WHAT IS BEING ASKED –
Please transcribe the stockholder letter below word for word, from its opening fee line to its final sentence.

SOURCE EXCERPT –
Fee computed on table in exhibit required by Item 25(b) per Exchange Act Rules 14a-6(i)(1) and 0-11

 

 

 


LOGO

May 8, 2023

Dear Fellow Stockholders,

On April 5, 2023, Invitation Homes Inc. (the “Company”) filed and mailed its proxy statement (the “Proxy Statement”) in connection with our 2023 annual meeting of stockholders to be held in a virtual format on Wednesday, May 17, 2023, at 11:00 a.m. Central Time (the “Annual Meeting”). The Annual Meeting will be held at www.virtualstockholdermeeting.com/INVH2023.

On April 24, 2023, Glass Lewis issued its Proxy Paper with respect to the Annual Meeting, which contains its recommendation that stockholders vote, in accordance with the recommendations of our Board of Directors:

 

   

FOR election of all of our director nominees (Proposal 1);

 

   

FOR ratification of the appointment of our independent registered public accounting firm (Proposal 2); and

 

   

FOR approval, on a non-binding advisory basis, of the compensation paid to our named executive officers (Proposal 3).

On May 2, 2023, Institutional Stockholder Services (ISS) issued its Proxy Analysis & Benchmark Policy Voting Recommendations (as updated by the Proxy Alert, dated as of May 7, 2023, the “ISS Report”) with respect to the Annual Meeting. ISS also recommends that stockholders vote FOR election of all of our director nominees (Proposal 1), and FOR ratification of the appointment of our independent registered public accounting firm (Proposal 2). However, ISS has issued a recommendation that stockholders vote against approval, on a non-binding advisory basis, of the compensation paid to our named executive officers (Proposal 3). In response to the ISS Report and to inform your vote decision, we are providing additional information and context relating to awards under the Company’s 2022 outperformance program as well as additional information about our compensation practices.

EXTRACTED ENTRIES –

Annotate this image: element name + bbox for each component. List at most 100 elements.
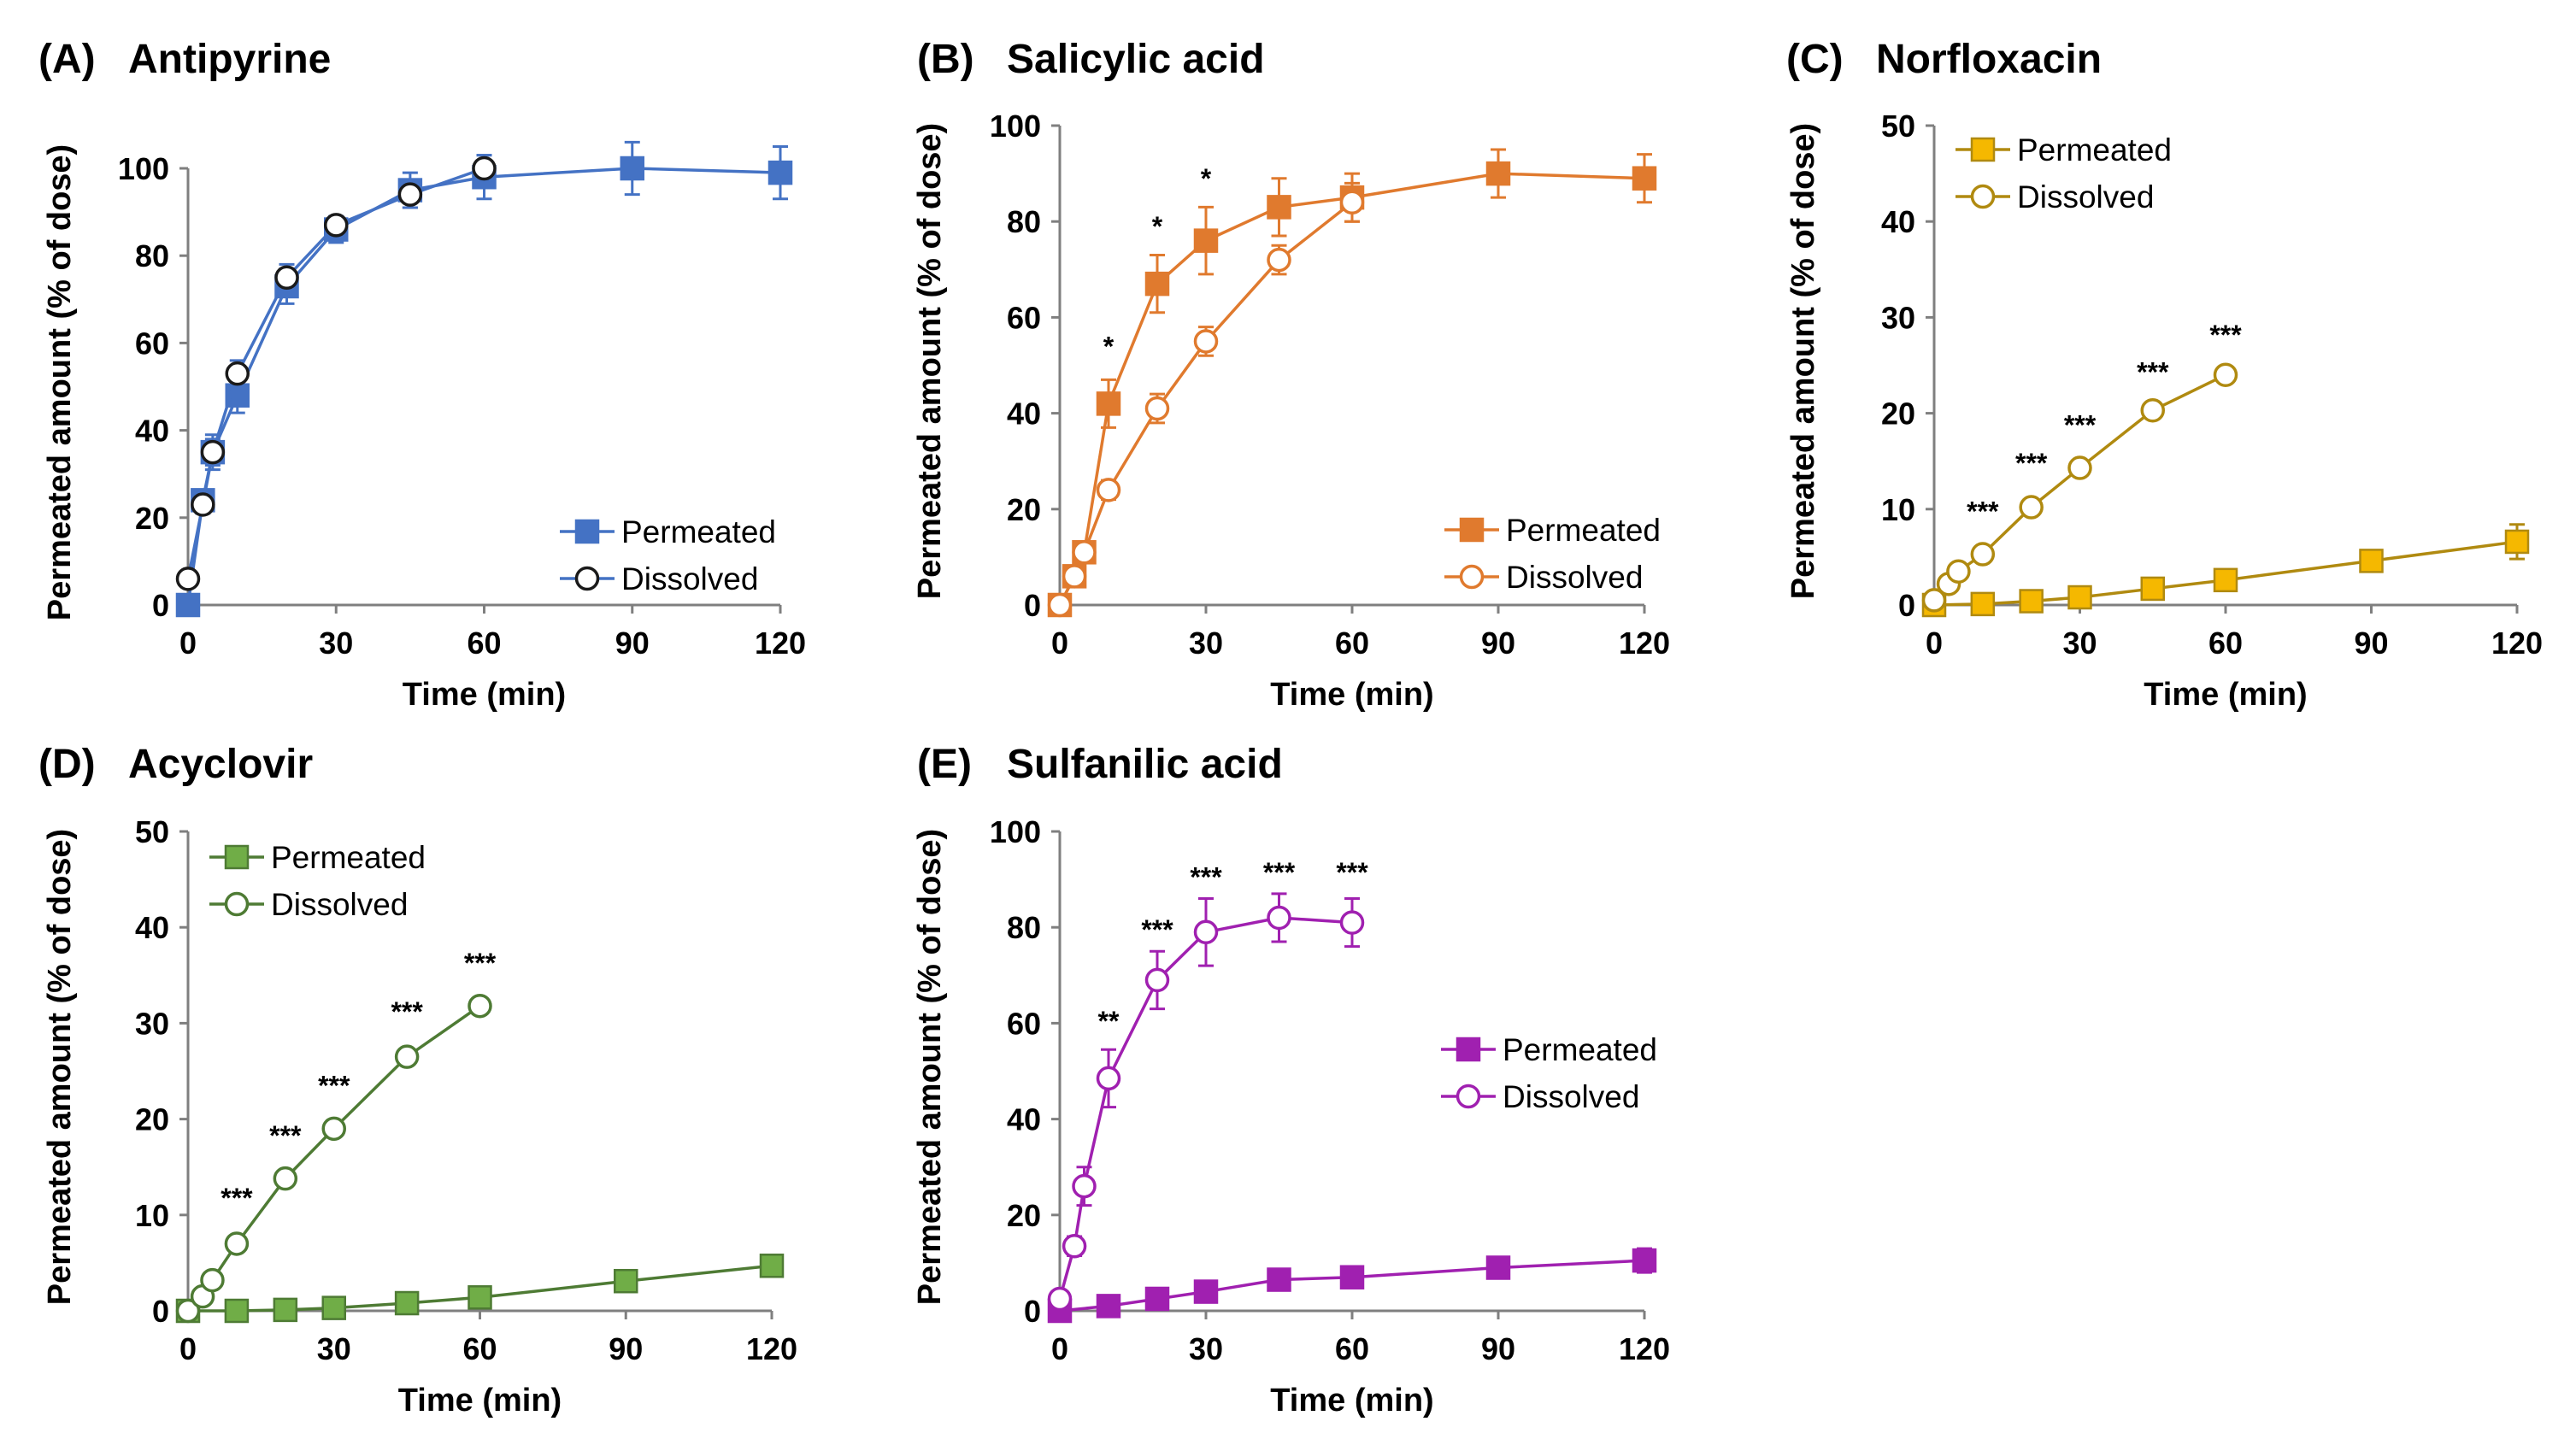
- series-dissolved: [1047, 181, 1365, 618]
- data-point-permeated: [614, 1268, 638, 1294]
- legend-marker-permeated: [1459, 517, 1485, 543]
- legend-marker-dissolved: [224, 891, 250, 917]
- panel-label: (D): [38, 742, 96, 787]
- data-point-dissolved: [175, 567, 201, 591]
- legend-label: Permeated: [621, 514, 776, 549]
- panel-title: Acyclovir: [128, 742, 313, 787]
- x-tick-label: 30: [2062, 626, 2097, 661]
- x-tick-label: 120: [746, 1331, 797, 1366]
- legend-marker-dissolved: [1456, 1084, 1481, 1109]
- data-point-dissolved: [225, 361, 250, 386]
- data-point-dissolved: [2019, 495, 2044, 520]
- significance-label: ***: [221, 1183, 253, 1213]
- data-point-permeated: [175, 592, 201, 618]
- data-point-dissolved: [1047, 1286, 1073, 1312]
- x-axis-title: Time (min): [1270, 1383, 1433, 1419]
- data-point-permeated: [321, 1295, 346, 1320]
- panel-title: Antipyrine: [128, 37, 331, 82]
- data-point-dissolved: [1921, 588, 1947, 613]
- data-point-permeated: [2359, 549, 2384, 573]
- data-point-permeated: [2067, 584, 2092, 610]
- data-point-permeated: [1193, 1279, 1219, 1304]
- significance-label: ***: [391, 996, 423, 1027]
- data-point-dissolved: [1096, 478, 1121, 502]
- significance-label: ***: [1190, 862, 1222, 893]
- data-point-dissolved: [2213, 362, 2238, 387]
- legend: Permeated Dissolved: [209, 840, 426, 922]
- legend-marker-dissolved: [574, 566, 600, 591]
- y-tick-label: 40: [135, 414, 169, 449]
- data-point-permeated: [1144, 271, 1170, 297]
- significance-label: ***: [269, 1120, 302, 1151]
- y-tick-label: 30: [135, 1006, 169, 1041]
- data-point-permeated: [224, 1298, 250, 1324]
- data-point-permeated: [620, 156, 644, 181]
- series-dissolved: [1047, 892, 1365, 1312]
- legend-marker-dissolved: [1970, 184, 1996, 209]
- data-point-dissolved: [321, 1116, 346, 1142]
- significance-label: *: [1201, 163, 1212, 194]
- x-tick-label: 60: [2208, 626, 2243, 661]
- y-tick-label: 60: [1007, 1006, 1041, 1041]
- significance-label: ***: [1336, 857, 1368, 888]
- data-point-permeated: [1267, 1267, 1291, 1292]
- legend-marker-dissolved: [1459, 564, 1485, 590]
- y-tick-label: 40: [135, 910, 169, 945]
- significance-label: ***: [2064, 409, 2097, 440]
- panel-antipyrine: (A) Antipyrine 0 20 40 60 80 100 0 30 60 90 120 Time …: [38, 37, 806, 713]
- data-point-dissolved: [1144, 967, 1170, 993]
- x-tick-label: 60: [467, 626, 501, 661]
- legend-label: Dissolved: [1503, 1079, 1639, 1114]
- panel-sulfanilic-acid: (E) Sulfanilic acid 0 20 40 60 80 100 0 30 60 90 120…: [912, 742, 1670, 1419]
- significance-label: ***: [2137, 357, 2169, 388]
- x-axis-title: Time (min): [2144, 677, 2307, 713]
- significance-label: ***: [1141, 914, 1173, 945]
- legend-label: Permeated: [2017, 132, 2172, 167]
- x-tick-label: 90: [1481, 1331, 1515, 1366]
- data-point-dissolved: [1267, 905, 1291, 931]
- data-point-permeated: [1485, 161, 1511, 186]
- data-point-permeated: [2140, 576, 2165, 602]
- legend-marker-permeated: [1970, 137, 1996, 162]
- data-point-dissolved: [1193, 329, 1219, 354]
- significance-label: *: [1152, 211, 1163, 242]
- x-axis-title: Time (min): [403, 677, 566, 713]
- x-tick-label: 60: [462, 1331, 497, 1366]
- x-tick-label: 90: [2354, 626, 2388, 661]
- y-tick-label: 50: [135, 814, 169, 849]
- data-point-dissolved: [2140, 397, 2165, 423]
- significance-label: ***: [2015, 448, 2048, 479]
- data-point-permeated: [768, 160, 793, 185]
- y-tick-label: 20: [135, 1102, 169, 1137]
- y-tick-label: 0: [1898, 588, 1915, 623]
- panel-label: (E): [917, 742, 972, 787]
- series-line-dissolved: [186, 1004, 481, 1313]
- x-tick-label: 30: [1189, 1331, 1223, 1366]
- significance-label: ***: [2209, 320, 2242, 350]
- x-tick-label: 90: [615, 626, 650, 661]
- y-tick-label: 20: [135, 501, 169, 536]
- y-tick-label: 30: [1881, 300, 1915, 335]
- series-line-dissolved: [1932, 373, 2226, 602]
- data-point-dissolved: [1072, 540, 1097, 565]
- significance-label: ***: [1967, 496, 1999, 526]
- data-point-dissolved: [200, 1267, 225, 1293]
- legend: Permeated Dissolved: [560, 514, 776, 596]
- y-tick-label: 0: [152, 588, 169, 623]
- legend-label: Dissolved: [1506, 560, 1643, 595]
- panel-title: Norfloxacin: [1876, 37, 2102, 82]
- x-axis-title: Time (min): [398, 1383, 562, 1419]
- y-tick-label: 40: [1881, 204, 1915, 239]
- legend-label: Permeated: [271, 840, 426, 875]
- significance-label: *: [1103, 331, 1115, 361]
- series-permeated: [1921, 523, 2530, 618]
- data-point-dissolved: [1946, 559, 1971, 584]
- data-point-dissolved: [1096, 1066, 1121, 1091]
- data-point-dissolved: [1193, 919, 1219, 945]
- x-tick-label: 0: [1926, 626, 1943, 661]
- y-tick-label: 80: [135, 238, 169, 273]
- y-tick-label: 20: [1007, 1198, 1041, 1233]
- data-point-permeated: [468, 1285, 492, 1310]
- legend-label: Permeated: [1506, 513, 1661, 548]
- data-point-dissolved: [472, 156, 497, 181]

WORKED SOLUTION –
Fee computed on table in exhibit required by Item 25(b) per Exchange Act Rules 14a-6(i)(1) and 0-11

 

 

 


LOGO

May 8, 2023

Dear Fellow Stockholders,

On April 5, 2023, Invitation Homes Inc. (the “Company”) filed and mailed its proxy statement (the “Proxy Statement”) in connection with our 2023 annual meeting of stockholders to be held in a virtual format on Wednesday, May 17, 2023, at 11:00 a.m. Central Time (the “Annual Meeting”). The Annual Meeting will be held at www.virtualstockholdermeeting.com/INVH2023.

On April 24, 2023, Glass Lewis issued its Proxy Paper with respect to the Annual Meeting, which contains its recommendation that stockholders vote, in accordance with the recommendations of our Board of Directors:

 

   

FOR election of all of our director nominees (Proposal 1);

 

   

FOR ratification of the appointment of our independent registered public accounting firm (Proposal 2); and

 

   

FOR approval, on a non-binding advisory basis, of the compensation paid to our named executive officers (Proposal 3).

On May 2, 2023, Institutional Stockholder Services (ISS) issued its Proxy Analysis & Benchmark Policy Voting Recommendations (as updated by the Proxy Alert, dated as of May 7, 2023, the “ISS Report”) with respect to the Annual Meeting. ISS also recommends that stockholders vote FOR election of all of our director nominees (Proposal 1), and FOR ratification of the appointment of our independent registered public accounting firm (Proposal 2). However, ISS has issued a recommendation that stockholders vote against approval, on a non-binding advisory basis, of the compensation paid to our named executive officers (Proposal 3). In response to the ISS Report and to inform your vote decision, we are providing additional information and context relating to awards under the Company’s 2022 outperformance program as well as additional information about our compensation practices.